» EXERCISE AIM
Write each record again exactly as it stands.
------------------------------------------------------------------------
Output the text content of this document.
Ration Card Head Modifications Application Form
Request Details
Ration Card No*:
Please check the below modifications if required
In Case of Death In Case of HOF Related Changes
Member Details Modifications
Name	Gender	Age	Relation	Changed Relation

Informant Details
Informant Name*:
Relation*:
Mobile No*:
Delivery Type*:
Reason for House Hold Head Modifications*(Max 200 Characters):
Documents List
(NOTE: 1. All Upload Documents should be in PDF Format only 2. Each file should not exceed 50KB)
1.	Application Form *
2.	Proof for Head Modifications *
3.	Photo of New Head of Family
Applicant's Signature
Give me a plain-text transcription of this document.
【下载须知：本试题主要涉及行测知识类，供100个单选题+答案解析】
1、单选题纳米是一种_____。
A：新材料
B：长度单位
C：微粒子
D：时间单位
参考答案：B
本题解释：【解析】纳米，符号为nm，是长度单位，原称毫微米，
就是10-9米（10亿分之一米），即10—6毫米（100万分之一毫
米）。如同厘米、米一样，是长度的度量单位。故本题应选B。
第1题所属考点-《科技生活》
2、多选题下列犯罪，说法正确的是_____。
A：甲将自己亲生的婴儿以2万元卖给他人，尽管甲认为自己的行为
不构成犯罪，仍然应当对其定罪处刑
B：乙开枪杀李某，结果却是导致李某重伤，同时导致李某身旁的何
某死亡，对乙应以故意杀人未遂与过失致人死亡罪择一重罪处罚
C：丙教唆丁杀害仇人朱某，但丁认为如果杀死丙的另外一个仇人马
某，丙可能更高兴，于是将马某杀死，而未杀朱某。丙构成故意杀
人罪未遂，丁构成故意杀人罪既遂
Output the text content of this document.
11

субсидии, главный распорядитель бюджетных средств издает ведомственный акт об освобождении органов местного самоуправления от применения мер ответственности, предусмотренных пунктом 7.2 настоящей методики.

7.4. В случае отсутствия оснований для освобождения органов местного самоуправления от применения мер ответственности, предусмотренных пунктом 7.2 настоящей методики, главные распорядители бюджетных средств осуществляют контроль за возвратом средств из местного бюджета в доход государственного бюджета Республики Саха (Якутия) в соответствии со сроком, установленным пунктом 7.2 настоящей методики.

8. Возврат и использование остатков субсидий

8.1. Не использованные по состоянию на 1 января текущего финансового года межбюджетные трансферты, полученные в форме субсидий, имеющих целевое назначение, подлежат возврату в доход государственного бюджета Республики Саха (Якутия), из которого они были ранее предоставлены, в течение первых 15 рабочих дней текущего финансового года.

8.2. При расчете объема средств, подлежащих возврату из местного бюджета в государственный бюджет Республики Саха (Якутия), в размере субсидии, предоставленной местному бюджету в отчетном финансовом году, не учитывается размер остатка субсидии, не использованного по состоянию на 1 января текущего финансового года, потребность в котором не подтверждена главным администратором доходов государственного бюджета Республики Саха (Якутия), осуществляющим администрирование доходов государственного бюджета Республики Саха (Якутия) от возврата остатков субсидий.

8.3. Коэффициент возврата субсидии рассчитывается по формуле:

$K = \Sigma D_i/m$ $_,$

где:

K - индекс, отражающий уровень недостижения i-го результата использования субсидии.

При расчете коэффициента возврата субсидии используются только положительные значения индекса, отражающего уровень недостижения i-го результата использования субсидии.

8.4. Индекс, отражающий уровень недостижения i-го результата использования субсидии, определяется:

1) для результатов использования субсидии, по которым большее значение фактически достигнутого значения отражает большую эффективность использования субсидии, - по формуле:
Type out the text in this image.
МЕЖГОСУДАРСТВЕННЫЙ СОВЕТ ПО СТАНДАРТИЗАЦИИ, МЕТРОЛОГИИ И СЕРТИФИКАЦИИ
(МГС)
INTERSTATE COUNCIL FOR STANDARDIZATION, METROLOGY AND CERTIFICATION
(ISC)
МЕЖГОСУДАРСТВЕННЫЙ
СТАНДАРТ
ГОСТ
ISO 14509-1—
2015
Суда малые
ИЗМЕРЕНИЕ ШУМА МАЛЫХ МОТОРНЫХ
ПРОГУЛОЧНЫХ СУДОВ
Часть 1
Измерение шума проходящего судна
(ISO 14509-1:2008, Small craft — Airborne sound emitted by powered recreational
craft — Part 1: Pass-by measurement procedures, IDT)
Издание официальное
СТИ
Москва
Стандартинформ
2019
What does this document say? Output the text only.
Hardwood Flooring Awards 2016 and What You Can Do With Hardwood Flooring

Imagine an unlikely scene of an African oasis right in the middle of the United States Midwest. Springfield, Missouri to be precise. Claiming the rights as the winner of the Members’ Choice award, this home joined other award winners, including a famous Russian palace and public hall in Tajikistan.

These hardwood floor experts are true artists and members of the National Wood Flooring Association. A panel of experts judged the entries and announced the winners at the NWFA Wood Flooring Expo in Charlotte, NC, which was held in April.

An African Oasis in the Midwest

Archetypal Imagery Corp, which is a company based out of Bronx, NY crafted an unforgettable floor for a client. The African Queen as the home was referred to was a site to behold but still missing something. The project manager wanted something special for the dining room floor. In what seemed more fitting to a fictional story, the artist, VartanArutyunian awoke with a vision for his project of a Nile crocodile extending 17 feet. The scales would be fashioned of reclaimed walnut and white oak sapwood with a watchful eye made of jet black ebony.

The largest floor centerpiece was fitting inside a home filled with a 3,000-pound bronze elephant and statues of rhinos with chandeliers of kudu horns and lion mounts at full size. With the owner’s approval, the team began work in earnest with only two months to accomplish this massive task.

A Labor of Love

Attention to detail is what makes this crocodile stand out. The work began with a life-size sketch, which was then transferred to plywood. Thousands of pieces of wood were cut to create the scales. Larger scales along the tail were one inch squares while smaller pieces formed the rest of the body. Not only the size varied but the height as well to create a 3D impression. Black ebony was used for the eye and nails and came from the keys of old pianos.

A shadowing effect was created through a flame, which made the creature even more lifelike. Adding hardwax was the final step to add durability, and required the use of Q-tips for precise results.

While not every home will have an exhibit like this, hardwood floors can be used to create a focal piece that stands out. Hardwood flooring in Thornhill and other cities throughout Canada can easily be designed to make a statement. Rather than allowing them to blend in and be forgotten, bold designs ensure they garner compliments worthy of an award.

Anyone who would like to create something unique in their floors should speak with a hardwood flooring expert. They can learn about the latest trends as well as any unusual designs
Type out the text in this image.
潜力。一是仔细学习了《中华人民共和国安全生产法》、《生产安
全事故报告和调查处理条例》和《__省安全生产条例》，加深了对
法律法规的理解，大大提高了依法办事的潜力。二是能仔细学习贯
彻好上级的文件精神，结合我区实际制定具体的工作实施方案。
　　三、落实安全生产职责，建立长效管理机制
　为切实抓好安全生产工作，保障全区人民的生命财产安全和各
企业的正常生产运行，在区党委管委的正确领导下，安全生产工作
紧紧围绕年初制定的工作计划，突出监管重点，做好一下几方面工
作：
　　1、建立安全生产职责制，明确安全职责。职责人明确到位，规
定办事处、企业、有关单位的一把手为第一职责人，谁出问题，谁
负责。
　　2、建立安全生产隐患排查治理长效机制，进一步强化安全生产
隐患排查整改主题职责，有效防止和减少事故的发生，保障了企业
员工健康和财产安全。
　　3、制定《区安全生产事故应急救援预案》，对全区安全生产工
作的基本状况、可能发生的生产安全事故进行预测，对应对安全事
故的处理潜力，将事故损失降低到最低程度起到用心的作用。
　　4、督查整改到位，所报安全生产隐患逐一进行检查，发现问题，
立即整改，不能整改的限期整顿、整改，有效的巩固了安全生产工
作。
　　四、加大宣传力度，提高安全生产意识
------------------------------------------------------------------------
» RESULT FOR THIS TASK
Output the text content of this document.
Ration Card Head Modifications Application Form
Request Details
Ration Card No*:
Please check the below modifications if required
In Case of Death In Case of HOF Related Changes
Member Details Modifications
Name	Gender	Age	Relation	Changed Relation

Informant Details
Informant Name*:
Relation*:
Mobile No*:
Delivery Type*:
Reason for House Hold Head Modifications*(Max 200 Characters):
Documents List
(NOTE: 1. All Upload Documents should be in PDF Format only 2. Each file should not exceed 50KB)
1.	Application Form *
2.	Proof for Head Modifications *
3.	Photo of New Head of Family
Applicant's Signature
Give me a plain-text transcription of this document.
【下载须知：本试题主要涉及行测知识类，供100个单选题+答案解析】
1、单选题纳米是一种_____。
A：新材料
B：长度单位
C：微粒子
D：时间单位
参考答案：B
本题解释：【解析】纳米，符号为nm，是长度单位，原称毫微米，
就是10-9米（10亿分之一米），即10—6毫米（100万分之一毫
米）。如同厘米、米一样，是长度的度量单位。故本题应选B。
第1题所属考点-《科技生活》
2、多选题下列犯罪，说法正确的是_____。
A：甲将自己亲生的婴儿以2万元卖给他人，尽管甲认为自己的行为
不构成犯罪，仍然应当对其定罪处刑
B：乙开枪杀李某，结果却是导致李某重伤，同时导致李某身旁的何
某死亡，对乙应以故意杀人未遂与过失致人死亡罪择一重罪处罚
C：丙教唆丁杀害仇人朱某，但丁认为如果杀死丙的另外一个仇人马
某，丙可能更高兴，于是将马某杀死，而未杀朱某。丙构成故意杀
人罪未遂，丁构成故意杀人罪既遂
Output the text content of this document.
11

субсидии, главный распорядитель бюджетных средств издает ведомственный акт об освобождении органов местного самоуправления от применения мер ответственности, предусмотренных пунктом 7.2 настоящей методики.

7.4. В случае отсутствия оснований для освобождения органов местного самоуправления от применения мер ответственности, предусмотренных пунктом 7.2 настоящей методики, главные распорядители бюджетных средств осуществляют контроль за возвратом средств из местного бюджета в доход государственного бюджета Республики Саха (Якутия) в соответствии со сроком, установленным пунктом 7.2 настоящей методики.

8. Возврат и использование остатков субсидий

8.1. Не использованные по состоянию на 1 января текущего финансового года межбюджетные трансферты, полученные в форме субсидий, имеющих целевое назначение, подлежат возврату в доход государственного бюджета Республики Саха (Якутия), из которого они были ранее предоставлены, в течение первых 15 рабочих дней текущего финансового года.

8.2. При расчете объема средств, подлежащих возврату из местного бюджета в государственный бюджет Республики Саха (Якутия), в размере субсидии, предоставленной местному бюджету в отчетном финансовом году, не учитывается размер остатка субсидии, не использованного по состоянию на 1 января текущего финансового года, потребность в котором не подтверждена главным администратором доходов государственного бюджета Республики Саха (Якутия), осуществляющим администрирование доходов государственного бюджета Республики Саха (Якутия) от возврата остатков субсидий.

8.3. Коэффициент возврата субсидии рассчитывается по формуле:

$K = \Sigma D_i/m$ $_,$

где:

K - индекс, отражающий уровень недостижения i-го результата использования субсидии.

При расчете коэффициента возврата субсидии используются только положительные значения индекса, отражающего уровень недостижения i-го результата использования субсидии.

8.4. Индекс, отражающий уровень недостижения i-го результата использования субсидии, определяется:

1) для результатов использования субсидии, по которым большее значение фактически достигнутого значения отражает большую эффективность использования субсидии, - по формуле:
Type out the text in this image.
МЕЖГОСУДАРСТВЕННЫЙ СОВЕТ ПО СТАНДАРТИЗАЦИИ, МЕТРОЛОГИИ И СЕРТИФИКАЦИИ
(МГС)
INTERSTATE COUNCIL FOR STANDARDIZATION, METROLOGY AND CERTIFICATION
(ISC)
МЕЖГОСУДАРСТВЕННЫЙ
СТАНДАРТ
ГОСТ
ISO 14509-1—
2015
Суда малые
ИЗМЕРЕНИЕ ШУМА МАЛЫХ МОТОРНЫХ
ПРОГУЛОЧНЫХ СУДОВ
Часть 1
Измерение шума проходящего судна
(ISO 14509-1:2008, Small craft — Airborne sound emitted by powered recreational
craft — Part 1: Pass-by measurement procedures, IDT)
Издание официальное
СТИ
Москва
Стандартинформ
2019
What does this document say? Output the text only.
Hardwood Flooring Awards 2016 and What You Can Do With Hardwood Flooring

Imagine an unlikely scene of an African oasis right in the middle of the United States Midwest. Springfield, Missouri to be precise. Claiming the rights as the winner of the Members’ Choice award, this home joined other award winners, including a famous Russian palace and public hall in Tajikistan.

These hardwood floor experts are true artists and members of the National Wood Flooring Association. A panel of experts judged the entries and announced the winners at the NWFA Wood Flooring Expo in Charlotte, NC, which was held in April.

An African Oasis in the Midwest

Archetypal Imagery Corp, which is a company based out of Bronx, NY crafted an unforgettable floor for a client. The African Queen as the home was referred to was a site to behold but still missing something. The project manager wanted something special for the dining room floor. In what seemed more fitting to a fictional story, the artist, VartanArutyunian awoke with a vision for his project of a Nile crocodile extending 17 feet. The scales would be fashioned of reclaimed walnut and white oak sapwood with a watchful eye made of jet black ebony.

The largest floor centerpiece was fitting inside a home filled with a 3,000-pound bronze elephant and statues of rhinos with chandeliers of kudu horns and lion mounts at full size. With the owner’s approval, the team began work in earnest with only two months to accomplish this massive task.

A Labor of Love

Attention to detail is what makes this crocodile stand out. The work began with a life-size sketch, which was then transferred to plywood. Thousands of pieces of wood were cut to create the scales. Larger scales along the tail were one inch squares while smaller pieces formed the rest of the body. Not only the size varied but the height as well to create a 3D impression. Black ebony was used for the eye and nails and came from the keys of old pianos.

A shadowing effect was created through a flame, which made the creature even more lifelike. Adding hardwax was the final step to add durability, and required the use of Q-tips for precise results.

While not every home will have an exhibit like this, hardwood floors can be used to create a focal piece that stands out. Hardwood flooring in Thornhill and other cities throughout Canada can easily be designed to make a statement. Rather than allowing them to blend in and be forgotten, bold designs ensure they garner compliments worthy of an award.

Anyone who would like to create something unique in their floors should speak with a hardwood flooring expert. They can learn about the latest trends as well as any unusual designs
Type out the text in this image.
潜力。一是仔细学习了《中华人民共和国安全生产法》、《生产安
全事故报告和调查处理条例》和《__省安全生产条例》，加深了对
法律法规的理解，大大提高了依法办事的潜力。二是能仔细学习贯
彻好上级的文件精神，结合我区实际制定具体的工作实施方案。
　　三、落实安全生产职责，建立长效管理机制
　为切实抓好安全生产工作，保障全区人民的生命财产安全和各
企业的正常生产运行，在区党委管委的正确领导下，安全生产工作
紧紧围绕年初制定的工作计划，突出监管重点，做好一下几方面工
作：
　　1、建立安全生产职责制，明确安全职责。职责人明确到位，规
定办事处、企业、有关单位的一把手为第一职责人，谁出问题，谁
负责。
　　2、建立安全生产隐患排查治理长效机制，进一步强化安全生产
隐患排查整改主题职责，有效防止和减少事故的发生，保障了企业
员工健康和财产安全。
　　3、制定《区安全生产事故应急救援预案》，对全区安全生产工
作的基本状况、可能发生的生产安全事故进行预测，对应对安全事
故的处理潜力，将事故损失降低到最低程度起到用心的作用。
　　4、督查整改到位，所报安全生产隐患逐一进行检查，发现问题，
立即整改，不能整改的限期整顿、整改，有效的巩固了安全生产工
作。
　　四、加大宣传力度，提高安全生产意识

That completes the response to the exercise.